• WHAT YOU WILL DO: Every record below should be written out exactly; pictures stay out.
--- Start RECORDS FOR THIS TASK ---
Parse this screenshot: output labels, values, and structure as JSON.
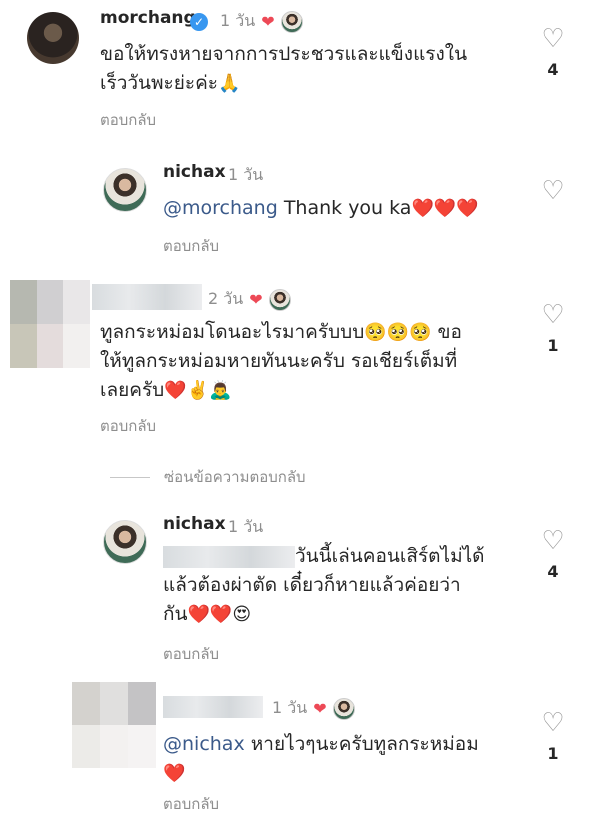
{
  "comments": [
    {
      "username": "morchang",
      "time": "1 วัน",
      "text": "ขอให้ทรงหายจากการประชวรและแข็งแรงใน",
      "text2": "เร็ววันพะย่ะค่ะ",
      "emoji": "🙏",
      "reply_label": "ตอบกลับ",
      "likes": "4"
    },
    {
      "username": "nichax",
      "time": "1 วัน",
      "mention": "@morchang",
      "text": "Thank you ka",
      "emoji": "❤️❤️❤️",
      "reply_label": "ตอบกลับ",
      "likes": ""
    },
    {
      "username": "",
      "time": "2 วัน",
      "text": "ทูลกระหม่อมโดนอะไรมาครับบบ",
      "emoji1": "🥺🥺🥺",
      "text_b": " ขอ",
      "text2": "ให้ทูลกระหม่อมหายทันนะครับ รอเชียร์เต็มที่",
      "text3": "เลยครับ",
      "emoji3": "❤️✌️🙇‍♂️",
      "reply_label": "ตอบกลับ",
      "likes": "1"
    },
    {
      "hide_label": "ซ่อนข้อความตอบกลับ"
    },
    {
      "username": "nichax",
      "time": "1 วัน",
      "text": "วันนี้เล่นคอนเสิร์ตไม่ได้",
      "text2": "แล้วต้องผ่าตัด เดี๋ยวก็หายแล้วค่อยว่า",
      "text3": "กัน",
      "emoji3": "❤️❤️😍",
      "reply_label": "ตอบกลับ",
      "likes": "4"
    },
    {
      "username": "",
      "time": "1 วัน",
      "mention": "@nichax",
      "text": "หายไวๆนะครับทูลกระหม่อม",
      "emoji2": "❤️",
      "reply_label": "ตอบกลับ",
      "likes": "1"
    }
  ]
}
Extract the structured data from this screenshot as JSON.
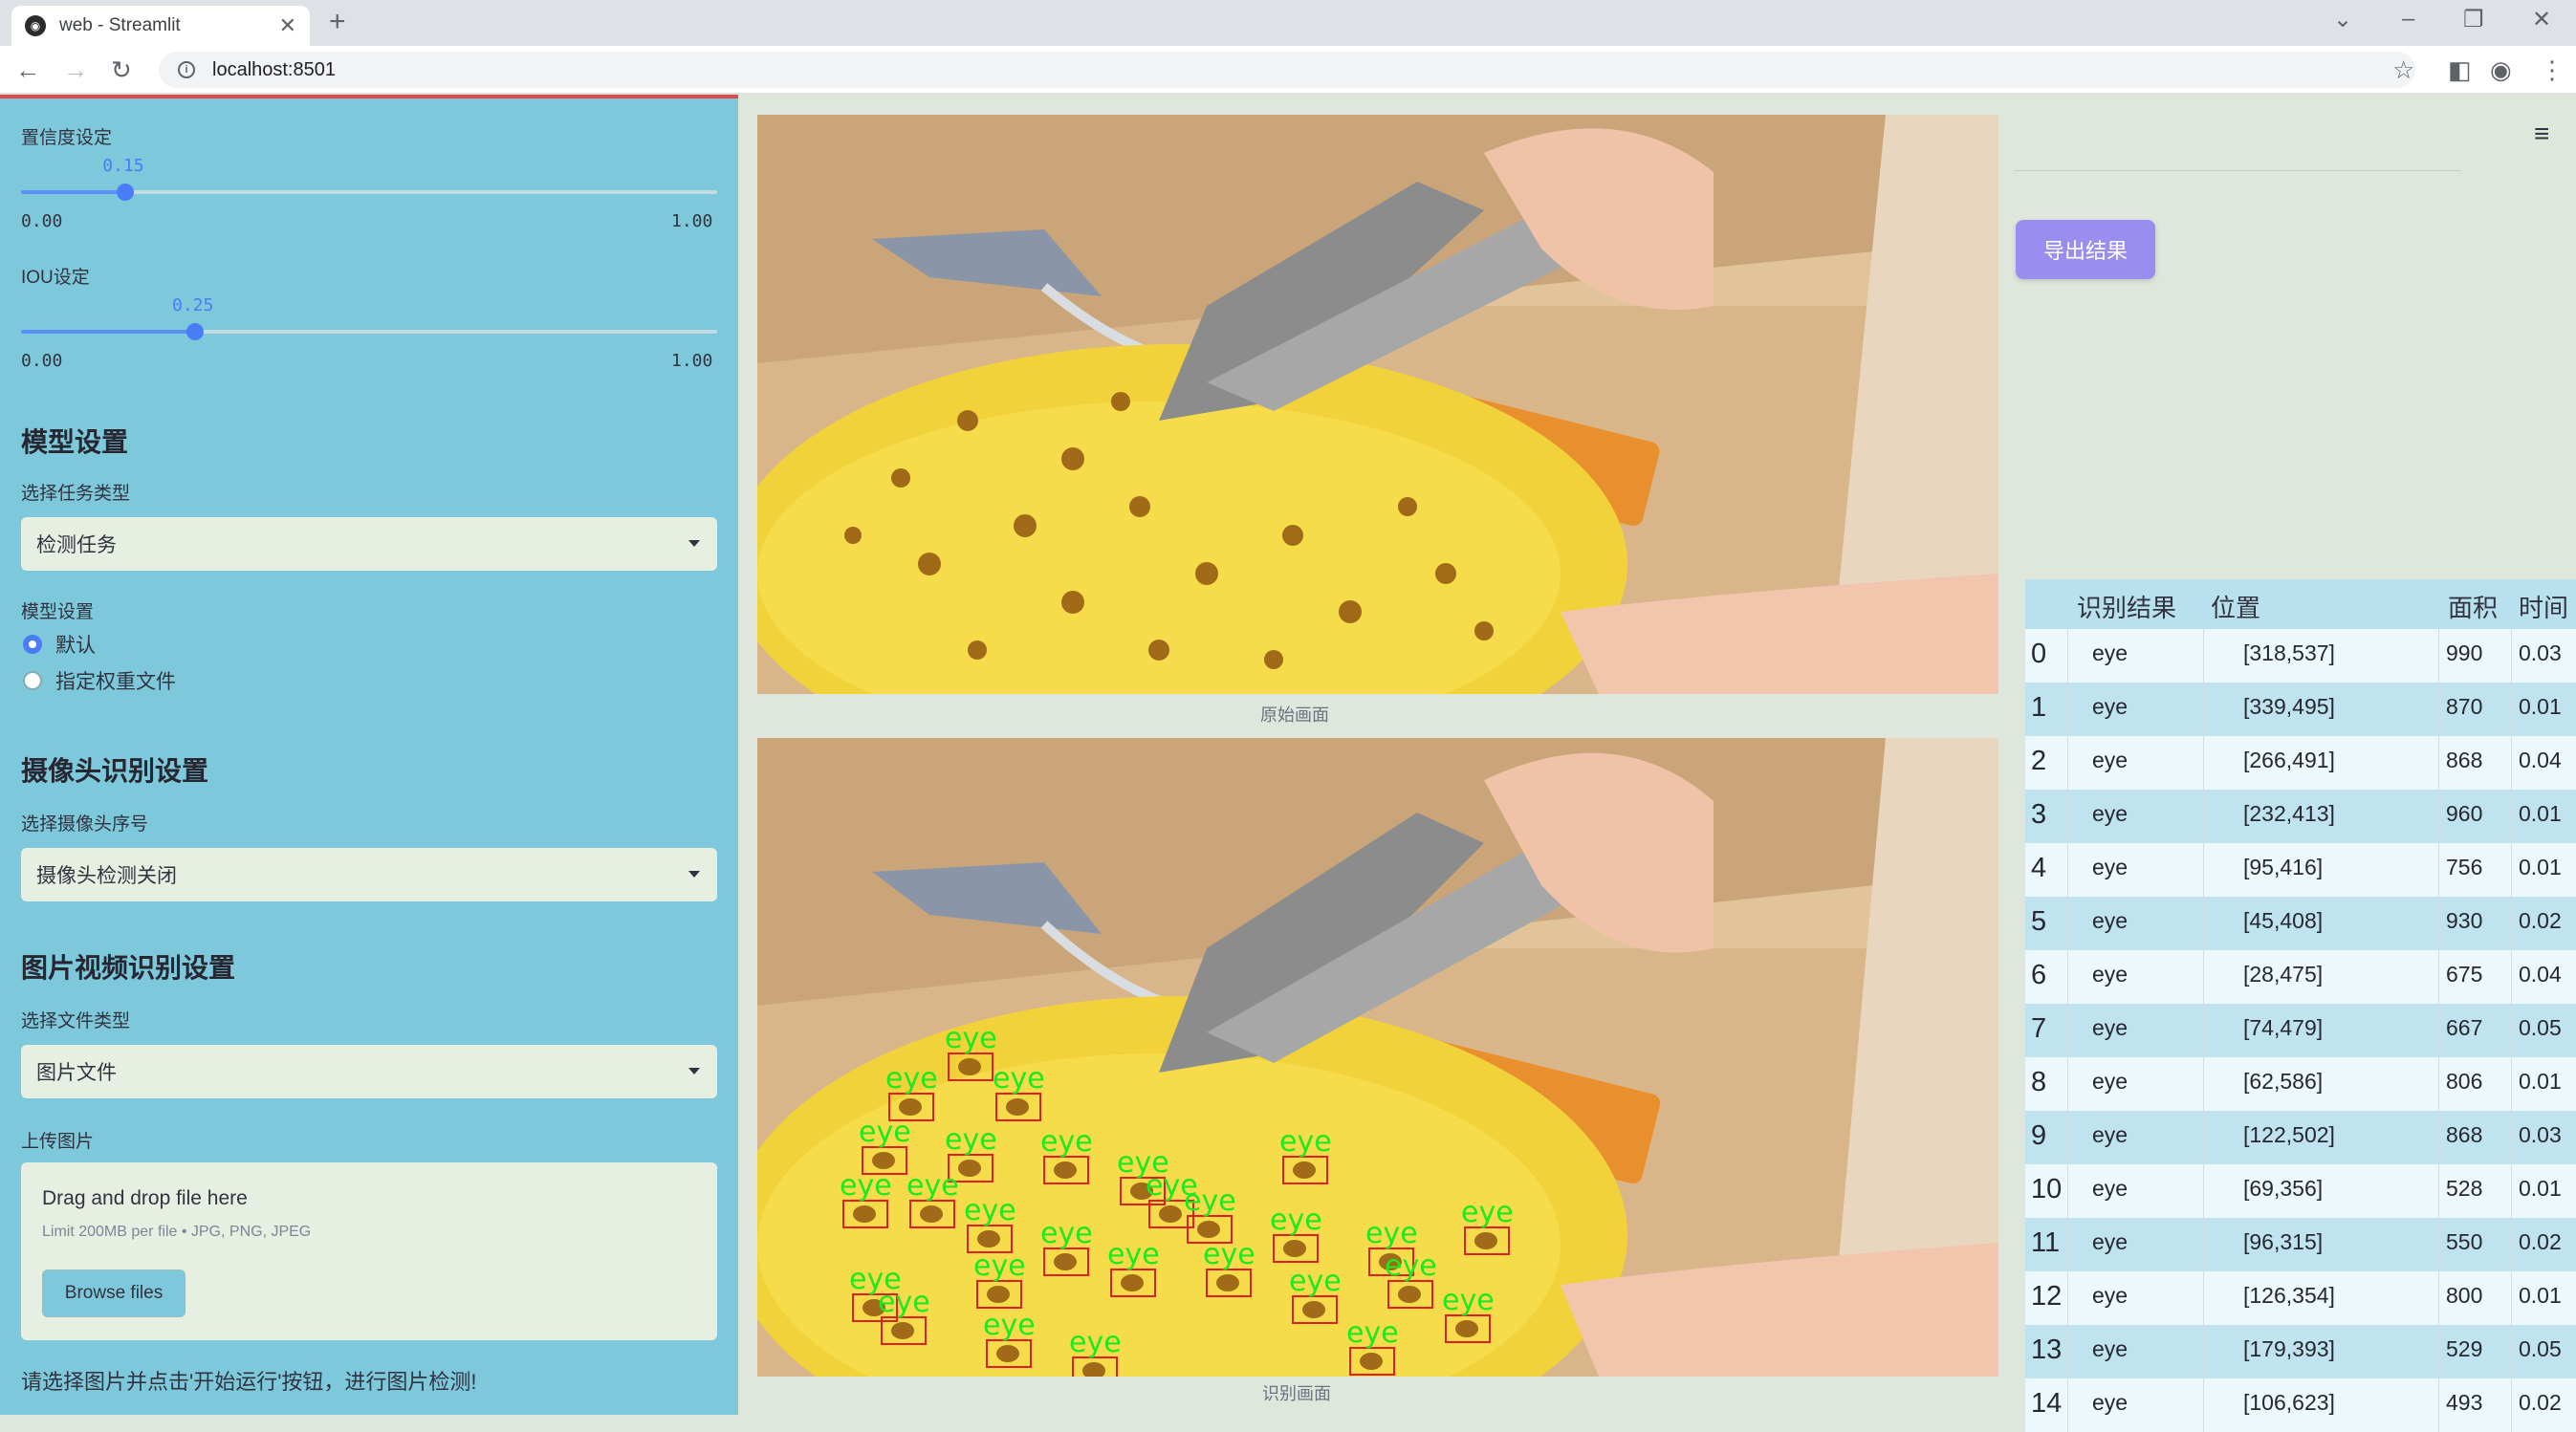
{
  "browser": {
    "tab_title": "web - Streamlit",
    "url": "localhost:8501"
  },
  "sidebar": {
    "confidence": {
      "label": "置信度设定",
      "value": "0.15",
      "min": "0.00",
      "max": "1.00",
      "fraction": 0.15
    },
    "iou": {
      "label": "IOU设定",
      "value": "0.25",
      "min": "0.00",
      "max": "1.00",
      "fraction": 0.25
    },
    "model_heading": "模型设置",
    "task_label": "选择任务类型",
    "task_value": "检测任务",
    "model_label": "模型设置",
    "model_options": [
      "默认",
      "指定权重文件"
    ],
    "model_selected": 0,
    "camera_heading": "摄像头识别设置",
    "camera_label": "选择摄像头序号",
    "camera_value": "摄像头检测关闭",
    "media_heading": "图片视频识别设置",
    "file_type_label": "选择文件类型",
    "file_type_value": "图片文件",
    "upload_label": "上传图片",
    "upload_title": "Drag and drop file here",
    "upload_limit": "Limit 200MB per file • JPG, PNG, JPEG",
    "browse_label": "Browse files",
    "note": "请选择图片并点击'开始运行'按钮，进行图片检测!"
  },
  "main": {
    "caption_original": "原始画面",
    "caption_detected": "识别画面",
    "export_label": "导出结果",
    "detection_label": "eye"
  },
  "table": {
    "headers": [
      "识别结果",
      "位置",
      "面积",
      "时间"
    ],
    "rows": [
      {
        "idx": "0",
        "result": "eye",
        "pos": "[318,537]",
        "area": "990",
        "time": "0.03"
      },
      {
        "idx": "1",
        "result": "eye",
        "pos": "[339,495]",
        "area": "870",
        "time": "0.01"
      },
      {
        "idx": "2",
        "result": "eye",
        "pos": "[266,491]",
        "area": "868",
        "time": "0.04"
      },
      {
        "idx": "3",
        "result": "eye",
        "pos": "[232,413]",
        "area": "960",
        "time": "0.01"
      },
      {
        "idx": "4",
        "result": "eye",
        "pos": "[95,416]",
        "area": "756",
        "time": "0.01"
      },
      {
        "idx": "5",
        "result": "eye",
        "pos": "[45,408]",
        "area": "930",
        "time": "0.02"
      },
      {
        "idx": "6",
        "result": "eye",
        "pos": "[28,475]",
        "area": "675",
        "time": "0.04"
      },
      {
        "idx": "7",
        "result": "eye",
        "pos": "[74,479]",
        "area": "667",
        "time": "0.05"
      },
      {
        "idx": "8",
        "result": "eye",
        "pos": "[62,586]",
        "area": "806",
        "time": "0.01"
      },
      {
        "idx": "9",
        "result": "eye",
        "pos": "[122,502]",
        "area": "868",
        "time": "0.03"
      },
      {
        "idx": "10",
        "result": "eye",
        "pos": "[69,356]",
        "area": "528",
        "time": "0.01"
      },
      {
        "idx": "11",
        "result": "eye",
        "pos": "[96,315]",
        "area": "550",
        "time": "0.02"
      },
      {
        "idx": "12",
        "result": "eye",
        "pos": "[126,354]",
        "area": "800",
        "time": "0.01"
      },
      {
        "idx": "13",
        "result": "eye",
        "pos": "[179,393]",
        "area": "529",
        "time": "0.05"
      },
      {
        "idx": "14",
        "result": "eye",
        "pos": "[106,623]",
        "area": "493",
        "time": "0.02"
      }
    ]
  }
}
--- End RECORDS FOR THIS TASK ---
• COMPLETED EXERCISE:
Parse this screenshot: output labels, values, and structure as JSON.
{
  "comments": [
    {
      "username": "morchang",
      "time": "1 วัน",
      "text": "ขอให้ทรงหายจากการประชวรและแข็งแรงใน",
      "text2": "เร็ววันพะย่ะค่ะ",
      "emoji": "🙏",
      "reply_label": "ตอบกลับ",
      "likes": "4"
    },
    {
      "username": "nichax",
      "time": "1 วัน",
      "mention": "@morchang",
      "text": "Thank you ka",
      "emoji": "❤️❤️❤️",
      "reply_label": "ตอบกลับ",
      "likes": ""
    },
    {
      "username": "",
      "time": "2 วัน",
      "text": "ทูลกระหม่อมโดนอะไรมาครับบบ",
      "emoji1": "🥺🥺🥺",
      "text_b": " ขอ",
      "text2": "ให้ทูลกระหม่อมหายทันนะครับ รอเชียร์เต็มที่",
      "text3": "เลยครับ",
      "emoji3": "❤️✌️🙇‍♂️",
      "reply_label": "ตอบกลับ",
      "likes": "1"
    },
    {
      "hide_label": "ซ่อนข้อความตอบกลับ"
    },
    {
      "username": "nichax",
      "time": "1 วัน",
      "text": "วันนี้เล่นคอนเสิร์ตไม่ได้",
      "text2": "แล้วต้องผ่าตัด เดี๋ยวก็หายแล้วค่อยว่า",
      "text3": "กัน",
      "emoji3": "❤️❤️😍",
      "reply_label": "ตอบกลับ",
      "likes": "4"
    },
    {
      "username": "",
      "time": "1 วัน",
      "mention": "@nichax",
      "text": "หายไวๆนะครับทูลกระหม่อม",
      "emoji2": "❤️",
      "reply_label": "ตอบกลับ",
      "likes": "1"
    }
  ]
}
Extract the structured data from this screenshot as JSON.
{
  "browser": {
    "tab_title": "web - Streamlit",
    "url": "localhost:8501"
  },
  "sidebar": {
    "confidence": {
      "label": "置信度设定",
      "value": "0.15",
      "min": "0.00",
      "max": "1.00",
      "fraction": 0.15
    },
    "iou": {
      "label": "IOU设定",
      "value": "0.25",
      "min": "0.00",
      "max": "1.00",
      "fraction": 0.25
    },
    "model_heading": "模型设置",
    "task_label": "选择任务类型",
    "task_value": "检测任务",
    "model_label": "模型设置",
    "model_options": [
      "默认",
      "指定权重文件"
    ],
    "model_selected": 0,
    "camera_heading": "摄像头识别设置",
    "camera_label": "选择摄像头序号",
    "camera_value": "摄像头检测关闭",
    "media_heading": "图片视频识别设置",
    "file_type_label": "选择文件类型",
    "file_type_value": "图片文件",
    "upload_label": "上传图片",
    "upload_title": "Drag and drop file here",
    "upload_limit": "Limit 200MB per file • JPG, PNG, JPEG",
    "browse_label": "Browse files",
    "note": "请选择图片并点击'开始运行'按钮，进行图片检测!"
  },
  "main": {
    "caption_original": "原始画面",
    "caption_detected": "识别画面",
    "export_label": "导出结果",
    "detection_label": "eye"
  },
  "table": {
    "headers": [
      "识别结果",
      "位置",
      "面积",
      "时间"
    ],
    "rows": [
      {
        "idx": "0",
        "result": "eye",
        "pos": "[318,537]",
        "area": "990",
        "time": "0.03"
      },
      {
        "idx": "1",
        "result": "eye",
        "pos": "[339,495]",
        "area": "870",
        "time": "0.01"
      },
      {
        "idx": "2",
        "result": "eye",
        "pos": "[266,491]",
        "area": "868",
        "time": "0.04"
      },
      {
        "idx": "3",
        "result": "eye",
        "pos": "[232,413]",
        "area": "960",
        "time": "0.01"
      },
      {
        "idx": "4",
        "result": "eye",
        "pos": "[95,416]",
        "area": "756",
        "time": "0.01"
      },
      {
        "idx": "5",
        "result": "eye",
        "pos": "[45,408]",
        "area": "930",
        "time": "0.02"
      },
      {
        "idx": "6",
        "result": "eye",
        "pos": "[28,475]",
        "area": "675",
        "time": "0.04"
      },
      {
        "idx": "7",
        "result": "eye",
        "pos": "[74,479]",
        "area": "667",
        "time": "0.05"
      },
      {
        "idx": "8",
        "result": "eye",
        "pos": "[62,586]",
        "area": "806",
        "time": "0.01"
      },
      {
        "idx": "9",
        "result": "eye",
        "pos": "[122,502]",
        "area": "868",
        "time": "0.03"
      },
      {
        "idx": "10",
        "result": "eye",
        "pos": "[69,356]",
        "area": "528",
        "time": "0.01"
      },
      {
        "idx": "11",
        "result": "eye",
        "pos": "[96,315]",
        "area": "550",
        "time": "0.02"
      },
      {
        "idx": "12",
        "result": "eye",
        "pos": "[126,354]",
        "area": "800",
        "time": "0.01"
      },
      {
        "idx": "13",
        "result": "eye",
        "pos": "[179,393]",
        "area": "529",
        "time": "0.05"
      },
      {
        "idx": "14",
        "result": "eye",
        "pos": "[106,623]",
        "area": "493",
        "time": "0.02"
      }
    ]
  }
}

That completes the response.